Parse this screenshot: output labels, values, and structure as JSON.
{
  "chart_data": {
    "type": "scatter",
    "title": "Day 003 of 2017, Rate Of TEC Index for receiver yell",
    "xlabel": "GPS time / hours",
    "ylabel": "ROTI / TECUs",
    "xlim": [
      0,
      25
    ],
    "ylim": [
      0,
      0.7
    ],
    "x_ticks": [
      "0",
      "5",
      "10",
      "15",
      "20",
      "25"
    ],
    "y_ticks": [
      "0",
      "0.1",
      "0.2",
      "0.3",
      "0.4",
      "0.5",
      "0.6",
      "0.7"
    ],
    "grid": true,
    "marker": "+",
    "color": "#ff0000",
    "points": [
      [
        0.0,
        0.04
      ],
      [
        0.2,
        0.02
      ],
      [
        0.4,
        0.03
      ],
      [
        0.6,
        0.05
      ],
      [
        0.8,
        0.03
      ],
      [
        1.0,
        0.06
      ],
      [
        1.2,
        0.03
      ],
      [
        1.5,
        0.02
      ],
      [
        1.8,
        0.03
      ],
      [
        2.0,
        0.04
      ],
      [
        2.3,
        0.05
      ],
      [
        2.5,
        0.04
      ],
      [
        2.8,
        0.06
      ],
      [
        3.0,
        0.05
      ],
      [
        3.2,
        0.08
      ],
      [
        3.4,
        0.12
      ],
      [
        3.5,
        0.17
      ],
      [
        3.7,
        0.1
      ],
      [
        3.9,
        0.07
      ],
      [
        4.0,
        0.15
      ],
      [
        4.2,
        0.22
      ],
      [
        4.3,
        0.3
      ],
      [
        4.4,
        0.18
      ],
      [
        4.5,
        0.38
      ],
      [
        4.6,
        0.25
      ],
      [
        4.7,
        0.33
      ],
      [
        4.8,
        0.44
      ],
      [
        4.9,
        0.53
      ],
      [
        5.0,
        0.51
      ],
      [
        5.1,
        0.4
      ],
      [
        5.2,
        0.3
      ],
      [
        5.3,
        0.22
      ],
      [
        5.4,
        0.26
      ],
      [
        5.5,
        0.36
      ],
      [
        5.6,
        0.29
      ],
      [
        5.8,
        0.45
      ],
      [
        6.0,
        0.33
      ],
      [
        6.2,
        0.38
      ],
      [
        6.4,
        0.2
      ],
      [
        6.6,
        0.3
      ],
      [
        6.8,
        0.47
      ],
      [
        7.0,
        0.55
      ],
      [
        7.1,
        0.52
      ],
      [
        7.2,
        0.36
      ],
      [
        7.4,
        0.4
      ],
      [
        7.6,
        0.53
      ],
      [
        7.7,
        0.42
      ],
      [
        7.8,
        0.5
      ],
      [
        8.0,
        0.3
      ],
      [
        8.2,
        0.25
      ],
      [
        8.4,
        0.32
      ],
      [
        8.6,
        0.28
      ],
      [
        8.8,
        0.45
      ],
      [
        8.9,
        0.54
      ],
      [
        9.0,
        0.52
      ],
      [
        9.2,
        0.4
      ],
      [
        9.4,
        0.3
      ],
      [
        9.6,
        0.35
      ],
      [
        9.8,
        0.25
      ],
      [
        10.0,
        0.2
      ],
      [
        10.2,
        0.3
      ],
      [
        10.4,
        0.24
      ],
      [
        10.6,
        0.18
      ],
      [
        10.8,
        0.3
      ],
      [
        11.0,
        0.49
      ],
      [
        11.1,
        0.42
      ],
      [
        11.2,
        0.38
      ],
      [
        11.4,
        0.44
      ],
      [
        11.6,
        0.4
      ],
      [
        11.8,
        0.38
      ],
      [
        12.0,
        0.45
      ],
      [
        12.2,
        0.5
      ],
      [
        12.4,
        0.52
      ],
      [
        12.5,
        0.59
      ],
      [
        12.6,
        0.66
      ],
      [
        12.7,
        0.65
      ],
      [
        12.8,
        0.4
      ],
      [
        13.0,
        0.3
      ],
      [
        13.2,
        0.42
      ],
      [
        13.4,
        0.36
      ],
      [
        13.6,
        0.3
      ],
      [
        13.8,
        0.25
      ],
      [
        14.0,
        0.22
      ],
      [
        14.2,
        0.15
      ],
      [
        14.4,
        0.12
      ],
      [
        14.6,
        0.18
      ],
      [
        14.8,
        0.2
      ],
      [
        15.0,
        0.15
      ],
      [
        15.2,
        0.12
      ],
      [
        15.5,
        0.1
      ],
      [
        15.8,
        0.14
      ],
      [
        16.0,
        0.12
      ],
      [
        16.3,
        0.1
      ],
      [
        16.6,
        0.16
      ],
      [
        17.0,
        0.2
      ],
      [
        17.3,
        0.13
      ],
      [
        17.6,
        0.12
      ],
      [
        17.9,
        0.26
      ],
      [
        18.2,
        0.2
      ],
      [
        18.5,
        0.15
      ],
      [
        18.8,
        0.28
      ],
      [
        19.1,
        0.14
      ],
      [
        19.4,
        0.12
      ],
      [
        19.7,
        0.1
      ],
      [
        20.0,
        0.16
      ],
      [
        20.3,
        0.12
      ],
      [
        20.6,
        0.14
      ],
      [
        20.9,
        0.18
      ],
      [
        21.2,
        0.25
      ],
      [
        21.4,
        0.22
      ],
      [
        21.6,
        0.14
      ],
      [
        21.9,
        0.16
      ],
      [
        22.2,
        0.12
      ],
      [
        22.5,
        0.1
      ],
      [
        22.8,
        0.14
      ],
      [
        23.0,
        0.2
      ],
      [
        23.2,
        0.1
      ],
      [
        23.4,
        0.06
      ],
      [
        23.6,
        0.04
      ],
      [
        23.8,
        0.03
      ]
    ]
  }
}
= = = = =
Restate the listing in full, word for word.

● **Written answer**:
Parse this screenshot: output labels, values, and structure as JSON.
{
  "chart_data": {
    "type": "scatter",
    "title": "Day 003 of 2017, Rate Of TEC Index for receiver yell",
    "xlabel": "GPS time / hours",
    "ylabel": "ROTI / TECUs",
    "xlim": [
      0,
      25
    ],
    "ylim": [
      0,
      0.7
    ],
    "x_ticks": [
      "0",
      "5",
      "10",
      "15",
      "20",
      "25"
    ],
    "y_ticks": [
      "0",
      "0.1",
      "0.2",
      "0.3",
      "0.4",
      "0.5",
      "0.6",
      "0.7"
    ],
    "grid": true,
    "marker": "+",
    "color": "#ff0000",
    "points": [
      [
        0.0,
        0.04
      ],
      [
        0.2,
        0.02
      ],
      [
        0.4,
        0.03
      ],
      [
        0.6,
        0.05
      ],
      [
        0.8,
        0.03
      ],
      [
        1.0,
        0.06
      ],
      [
        1.2,
        0.03
      ],
      [
        1.5,
        0.02
      ],
      [
        1.8,
        0.03
      ],
      [
        2.0,
        0.04
      ],
      [
        2.3,
        0.05
      ],
      [
        2.5,
        0.04
      ],
      [
        2.8,
        0.06
      ],
      [
        3.0,
        0.05
      ],
      [
        3.2,
        0.08
      ],
      [
        3.4,
        0.12
      ],
      [
        3.5,
        0.17
      ],
      [
        3.7,
        0.1
      ],
      [
        3.9,
        0.07
      ],
      [
        4.0,
        0.15
      ],
      [
        4.2,
        0.22
      ],
      [
        4.3,
        0.3
      ],
      [
        4.4,
        0.18
      ],
      [
        4.5,
        0.38
      ],
      [
        4.6,
        0.25
      ],
      [
        4.7,
        0.33
      ],
      [
        4.8,
        0.44
      ],
      [
        4.9,
        0.53
      ],
      [
        5.0,
        0.51
      ],
      [
        5.1,
        0.4
      ],
      [
        5.2,
        0.3
      ],
      [
        5.3,
        0.22
      ],
      [
        5.4,
        0.26
      ],
      [
        5.5,
        0.36
      ],
      [
        5.6,
        0.29
      ],
      [
        5.8,
        0.45
      ],
      [
        6.0,
        0.33
      ],
      [
        6.2,
        0.38
      ],
      [
        6.4,
        0.2
      ],
      [
        6.6,
        0.3
      ],
      [
        6.8,
        0.47
      ],
      [
        7.0,
        0.55
      ],
      [
        7.1,
        0.52
      ],
      [
        7.2,
        0.36
      ],
      [
        7.4,
        0.4
      ],
      [
        7.6,
        0.53
      ],
      [
        7.7,
        0.42
      ],
      [
        7.8,
        0.5
      ],
      [
        8.0,
        0.3
      ],
      [
        8.2,
        0.25
      ],
      [
        8.4,
        0.32
      ],
      [
        8.6,
        0.28
      ],
      [
        8.8,
        0.45
      ],
      [
        8.9,
        0.54
      ],
      [
        9.0,
        0.52
      ],
      [
        9.2,
        0.4
      ],
      [
        9.4,
        0.3
      ],
      [
        9.6,
        0.35
      ],
      [
        9.8,
        0.25
      ],
      [
        10.0,
        0.2
      ],
      [
        10.2,
        0.3
      ],
      [
        10.4,
        0.24
      ],
      [
        10.6,
        0.18
      ],
      [
        10.8,
        0.3
      ],
      [
        11.0,
        0.49
      ],
      [
        11.1,
        0.42
      ],
      [
        11.2,
        0.38
      ],
      [
        11.4,
        0.44
      ],
      [
        11.6,
        0.4
      ],
      [
        11.8,
        0.38
      ],
      [
        12.0,
        0.45
      ],
      [
        12.2,
        0.5
      ],
      [
        12.4,
        0.52
      ],
      [
        12.5,
        0.59
      ],
      [
        12.6,
        0.66
      ],
      [
        12.7,
        0.65
      ],
      [
        12.8,
        0.4
      ],
      [
        13.0,
        0.3
      ],
      [
        13.2,
        0.42
      ],
      [
        13.4,
        0.36
      ],
      [
        13.6,
        0.3
      ],
      [
        13.8,
        0.25
      ],
      [
        14.0,
        0.22
      ],
      [
        14.2,
        0.15
      ],
      [
        14.4,
        0.12
      ],
      [
        14.6,
        0.18
      ],
      [
        14.8,
        0.2
      ],
      [
        15.0,
        0.15
      ],
      [
        15.2,
        0.12
      ],
      [
        15.5,
        0.1
      ],
      [
        15.8,
        0.14
      ],
      [
        16.0,
        0.12
      ],
      [
        16.3,
        0.1
      ],
      [
        16.6,
        0.16
      ],
      [
        17.0,
        0.2
      ],
      [
        17.3,
        0.13
      ],
      [
        17.6,
        0.12
      ],
      [
        17.9,
        0.26
      ],
      [
        18.2,
        0.2
      ],
      [
        18.5,
        0.15
      ],
      [
        18.8,
        0.28
      ],
      [
        19.1,
        0.14
      ],
      [
        19.4,
        0.12
      ],
      [
        19.7,
        0.1
      ],
      [
        20.0,
        0.16
      ],
      [
        20.3,
        0.12
      ],
      [
        20.6,
        0.14
      ],
      [
        20.9,
        0.18
      ],
      [
        21.2,
        0.25
      ],
      [
        21.4,
        0.22
      ],
      [
        21.6,
        0.14
      ],
      [
        21.9,
        0.16
      ],
      [
        22.2,
        0.12
      ],
      [
        22.5,
        0.1
      ],
      [
        22.8,
        0.14
      ],
      [
        23.0,
        0.2
      ],
      [
        23.2,
        0.1
      ],
      [
        23.4,
        0.06
      ],
      [
        23.6,
        0.04
      ],
      [
        23.8,
        0.03
      ]
    ]
  }
}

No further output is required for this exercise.